» **Exercise prompt**: Present every line in the records from the one containing "reset-button[interactable]: リセット —" down to the one containing "hash-icon: # — [895, 275, 915, 301]", both included, as a JSON list of strings with one string per line and blank lines left out.

» **Records**:
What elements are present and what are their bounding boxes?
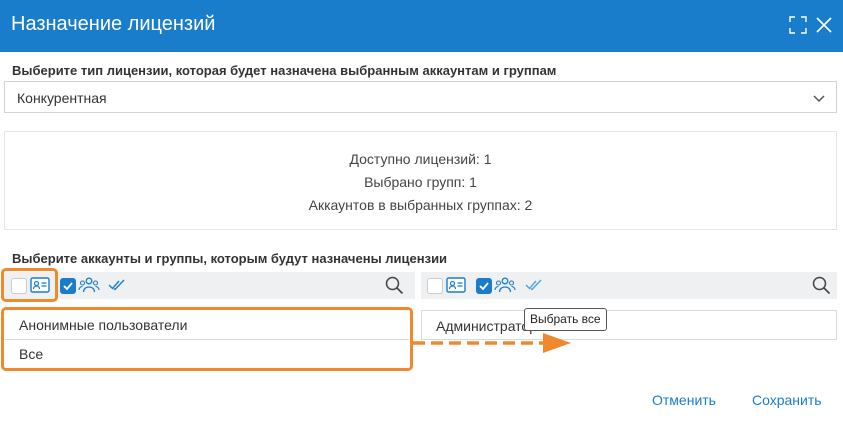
select-all-icon[interactable]	[108, 277, 126, 293]
groups-toggle-checkbox-right[interactable]	[476, 278, 492, 294]
checkmark-icon	[63, 282, 73, 291]
chevron-down-icon	[813, 95, 825, 103]
license-type-value: Конкурентная	[17, 90, 107, 106]
close-icon[interactable]	[813, 14, 835, 36]
selected-groups-text: Выбрано групп: 1	[364, 174, 477, 190]
group-icon[interactable]	[78, 275, 100, 295]
dialog-titlebar: Назначение лицензий	[0, 0, 843, 52]
select-all-tooltip: Выбрать все	[524, 308, 607, 331]
groups-toggle-checkbox[interactable]	[60, 278, 76, 294]
right-list-toolbar	[421, 272, 837, 299]
available-licenses-text: Доступно лицензий: 1	[349, 151, 492, 167]
cancel-button[interactable]: Отменить	[652, 392, 716, 408]
license-info-panel: Доступно лицензий: 1 Выбрано групп: 1 Ак…	[4, 131, 837, 230]
accounts-in-groups-text: Аккаунтов в выбранных группах: 2	[308, 197, 533, 213]
dashed-arrow-annotation	[413, 333, 571, 353]
dialog-title: Назначение лицензий	[11, 13, 216, 35]
search-icon[interactable]	[811, 275, 831, 295]
maximize-icon[interactable]	[787, 14, 809, 36]
left-list-toolbar	[4, 272, 415, 299]
license-type-select[interactable]: Конкурентная	[4, 81, 837, 113]
search-icon[interactable]	[384, 275, 404, 295]
highlight-toggle-annotation	[1, 268, 58, 302]
user-card-icon[interactable]	[446, 276, 466, 294]
accounts-label: Выберите аккаунты и группы, которым буду…	[12, 251, 448, 266]
checkmark-icon	[479, 282, 489, 291]
highlight-list-annotation	[1, 307, 413, 371]
license-type-label: Выберите тип лицензии, которая будет наз…	[12, 63, 557, 78]
save-button[interactable]: Сохранить	[752, 392, 822, 408]
group-icon[interactable]	[494, 275, 516, 295]
select-all-icon[interactable]	[525, 277, 543, 293]
users-toggle-checkbox-right[interactable]	[427, 278, 443, 294]
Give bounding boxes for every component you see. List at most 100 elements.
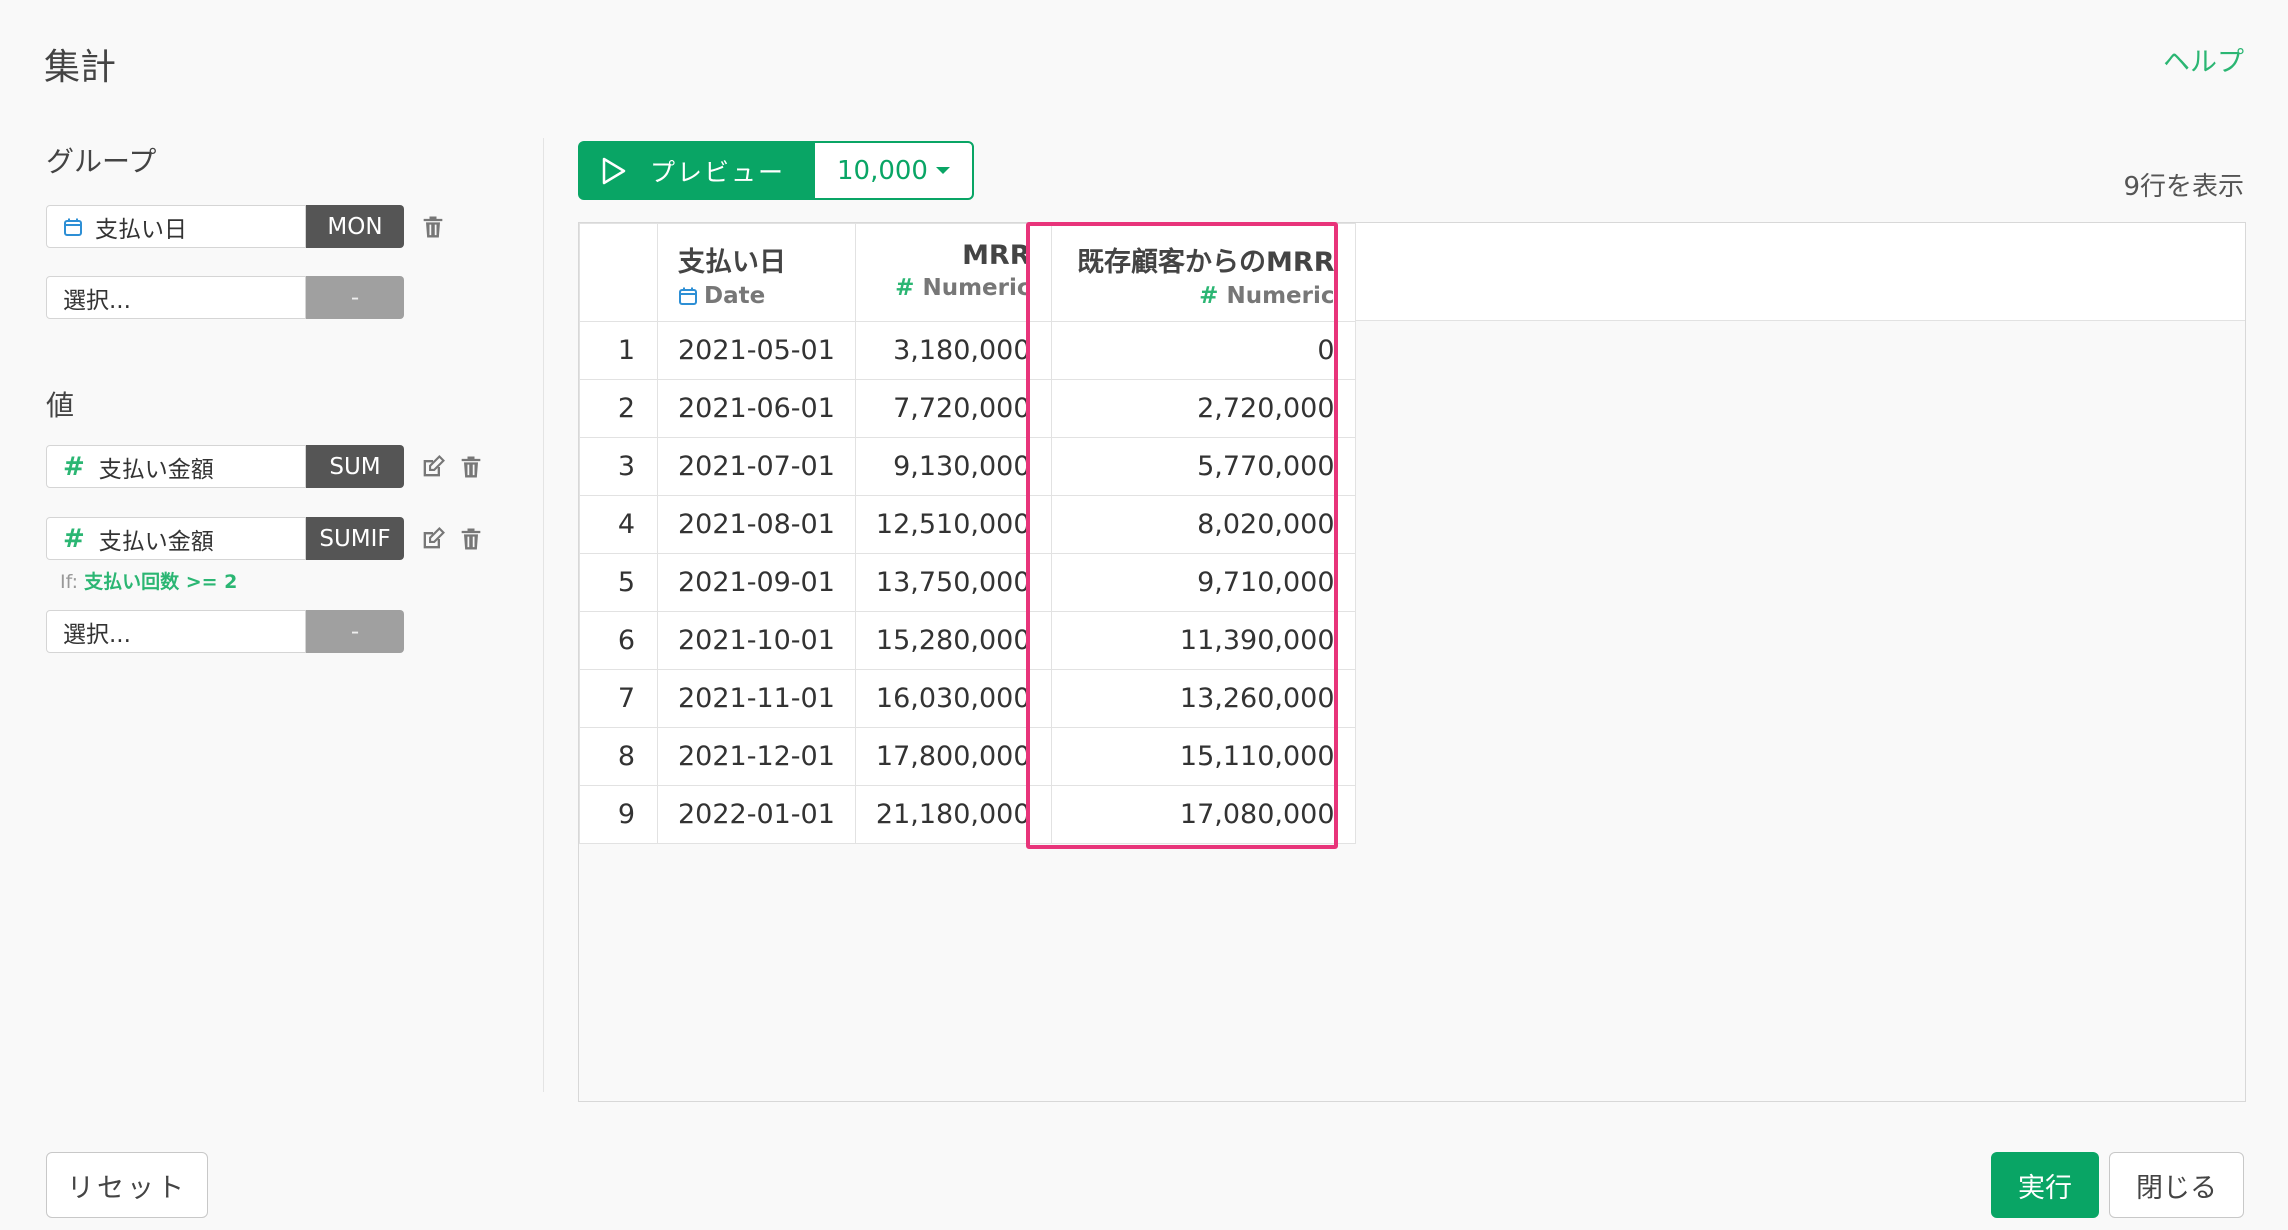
reset-button[interactable]: リセット — [46, 1152, 208, 1218]
cell-payment-date: 2021-09-01 — [657, 553, 856, 612]
column-type-label: Numeric — [922, 275, 1031, 301]
row-index: 5 — [579, 553, 658, 612]
condition-prefix: If: — [60, 571, 79, 593]
trash-icon[interactable] — [456, 452, 486, 482]
table-row: 3 2021-07-01 9,130,000 5,770,000 — [579, 437, 1356, 496]
row-limit-value: 10,000 — [837, 155, 928, 186]
cell-mrr: 16,030,000 — [854, 669, 1052, 728]
value-empty-agg[interactable]: - — [306, 610, 404, 653]
close-button[interactable]: 閉じる — [2109, 1152, 2244, 1218]
hash-icon: # — [1199, 283, 1219, 309]
hash-icon: # — [895, 275, 915, 301]
table-row: 8 2021-12-01 17,800,000 15,110,000 — [579, 727, 1356, 786]
value-select-field[interactable]: 選択... — [46, 610, 306, 653]
group-empty-agg[interactable]: - — [306, 276, 404, 319]
trash-icon[interactable] — [456, 524, 486, 554]
row-index: 8 — [579, 727, 658, 786]
run-button[interactable]: 実行 — [1991, 1152, 2099, 1218]
cell-payment-date: 2021-10-01 — [657, 611, 856, 670]
calendar-icon — [679, 287, 697, 305]
group-field-row: 支払い日 MON — [46, 205, 448, 248]
column-header-mrr[interactable]: MRR # Numeric — [854, 223, 1052, 322]
cell-mrr: 9,130,000 — [854, 437, 1052, 496]
condition-text: 支払い回数 >= 2 — [84, 571, 238, 593]
dialog-title: 集計 — [44, 47, 117, 88]
value-field-label: 支払い金額 — [98, 528, 214, 555]
table-row: 9 2022-01-01 21,180,000 17,080,000 — [579, 785, 1356, 844]
help-link[interactable]: ヘルプ — [2163, 40, 2244, 79]
table-row: 1 2021-05-01 3,180,000 0 — [579, 321, 1356, 380]
value-agg-button[interactable]: SUM — [306, 445, 404, 488]
cell-payment-date: 2021-11-01 — [657, 669, 856, 728]
cell-payment-date: 2021-12-01 — [657, 727, 856, 786]
cell-existing-mrr: 2,720,000 — [1050, 379, 1356, 438]
cell-existing-mrr: 0 — [1050, 321, 1356, 380]
cell-existing-mrr: 8,020,000 — [1050, 495, 1356, 554]
panel-divider — [543, 138, 544, 1092]
column-type-label: Date — [704, 283, 766, 309]
cell-mrr: 7,720,000 — [854, 379, 1052, 438]
preview-table-container: 支払い日 Date MRR # Numeric 既存顧客からのMRR # Num… — [578, 222, 2246, 1102]
row-index: 9 — [579, 785, 658, 844]
preview-button[interactable]: プレビュー — [578, 141, 814, 200]
chevron-down-icon — [935, 167, 950, 174]
row-index: 1 — [579, 321, 658, 380]
column-type-label: Numeric — [1226, 283, 1335, 309]
column-name: MRR — [962, 240, 1031, 271]
row-index: 4 — [579, 495, 658, 554]
cell-payment-date: 2022-01-01 — [657, 785, 856, 844]
table-row: 5 2021-09-01 13,750,000 9,710,000 — [579, 553, 1356, 612]
edit-icon[interactable] — [418, 452, 448, 482]
cell-mrr: 3,180,000 — [854, 321, 1052, 380]
value-field-row-2: # 支払い金額 SUMIF — [46, 517, 486, 560]
left-panel: グループ 支払い日 MON 選択... - 値 # 支払い金額 SUM # 支払… — [46, 140, 481, 653]
value-field-payment-amount[interactable]: # 支払い金額 — [46, 445, 306, 488]
value-empty-row: 選択... - — [46, 610, 404, 653]
cell-mrr: 21,180,000 — [854, 785, 1052, 844]
hash-icon: # — [63, 523, 85, 554]
column-header-existing-mrr[interactable]: 既存顧客からのMRR # Numeric — [1050, 223, 1356, 322]
row-count-label: 9行を表示 — [2123, 172, 2244, 202]
values-section-label: 値 — [46, 389, 75, 422]
table-row: 4 2021-08-01 12,510,000 8,020,000 — [579, 495, 1356, 554]
header-filler — [1329, 223, 2245, 321]
cell-payment-date: 2021-08-01 — [657, 495, 856, 554]
cell-existing-mrr: 9,710,000 — [1050, 553, 1356, 612]
table-row: 7 2021-11-01 16,030,000 13,260,000 — [579, 669, 1356, 728]
cell-mrr: 15,280,000 — [854, 611, 1052, 670]
hash-icon: # — [63, 451, 85, 482]
cell-payment-date: 2021-07-01 — [657, 437, 856, 496]
sumif-condition[interactable]: If: 支払い回数 >= 2 — [60, 567, 237, 594]
column-type: # Numeric — [876, 275, 1031, 301]
group-select-field[interactable]: 選択... — [46, 276, 306, 319]
cell-payment-date: 2021-06-01 — [657, 379, 856, 438]
row-limit-dropdown[interactable]: 10,000 — [813, 141, 974, 200]
column-type: Date — [678, 283, 835, 309]
group-agg-button[interactable]: MON — [306, 205, 404, 248]
row-index: 3 — [579, 437, 658, 496]
cell-existing-mrr: 17,080,000 — [1050, 785, 1356, 844]
table-header-row: 支払い日 Date MRR # Numeric 既存顧客からのMRR # Num… — [579, 223, 1356, 322]
index-header — [579, 223, 658, 322]
cell-existing-mrr: 13,260,000 — [1050, 669, 1356, 728]
column-header-payment-date[interactable]: 支払い日 Date — [657, 223, 856, 322]
value-field-payment-amount[interactable]: # 支払い金額 — [46, 517, 306, 560]
cell-existing-mrr: 15,110,000 — [1050, 727, 1356, 786]
group-field-payment-date[interactable]: 支払い日 — [46, 205, 306, 248]
cell-existing-mrr: 5,770,000 — [1050, 437, 1356, 496]
trash-icon[interactable] — [418, 212, 448, 242]
calendar-icon — [64, 218, 82, 236]
aggregate-dialog: 集計 ヘルプ グループ 支払い日 MON 選択... - 値 # 支払い金額 S… — [0, 0, 2288, 1230]
value-field-label: 支払い金額 — [98, 456, 214, 483]
preview-label: プレビュー — [650, 157, 786, 187]
preview-table: 支払い日 Date MRR # Numeric 既存顧客からのMRR # Num… — [579, 223, 1356, 844]
value-field-row-1: # 支払い金額 SUM — [46, 445, 486, 488]
play-icon — [602, 157, 626, 184]
cell-payment-date: 2021-05-01 — [657, 321, 856, 380]
edit-icon[interactable] — [418, 524, 448, 554]
group-field-label: 支払い日 — [95, 216, 187, 243]
group-empty-row: 選択... - — [46, 276, 404, 319]
value-agg-button[interactable]: SUMIF — [306, 517, 404, 560]
cell-mrr: 17,800,000 — [854, 727, 1052, 786]
group-section-label: グループ — [46, 145, 157, 178]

» **Output for this task**:
[
  "reset-button[interactable]: リセット — [46, 1152, 208, 1218]",
  "cell-payment-date: 2021-09-01 — [657, 553, 856, 612]",
  "column-type-label: Numeric — [922, 275, 1031, 301]",
  "row-index: 5 — [579, 553, 658, 612]",
  "condition-prefix: If: — [60, 571, 79, 593]",
  "trash-icon[interactable] — [456, 452, 486, 482]",
  "table-row: 3 2021-07-01 9,130,000 5,770,000 — [579, 437, 1356, 496]",
  "row-limit-value: 10,000 — [837, 155, 928, 186]",
  "cell-mrr: 16,030,000 — [854, 669, 1052, 728]",
  "value-empty-agg[interactable]: - — [306, 610, 404, 653]",
  "close-button[interactable]: 閉じる — [2109, 1152, 2244, 1218]",
  "hash-icon: # — [1199, 283, 1219, 309]",
  "hash-icon: # — [895, 275, 915, 301]"
]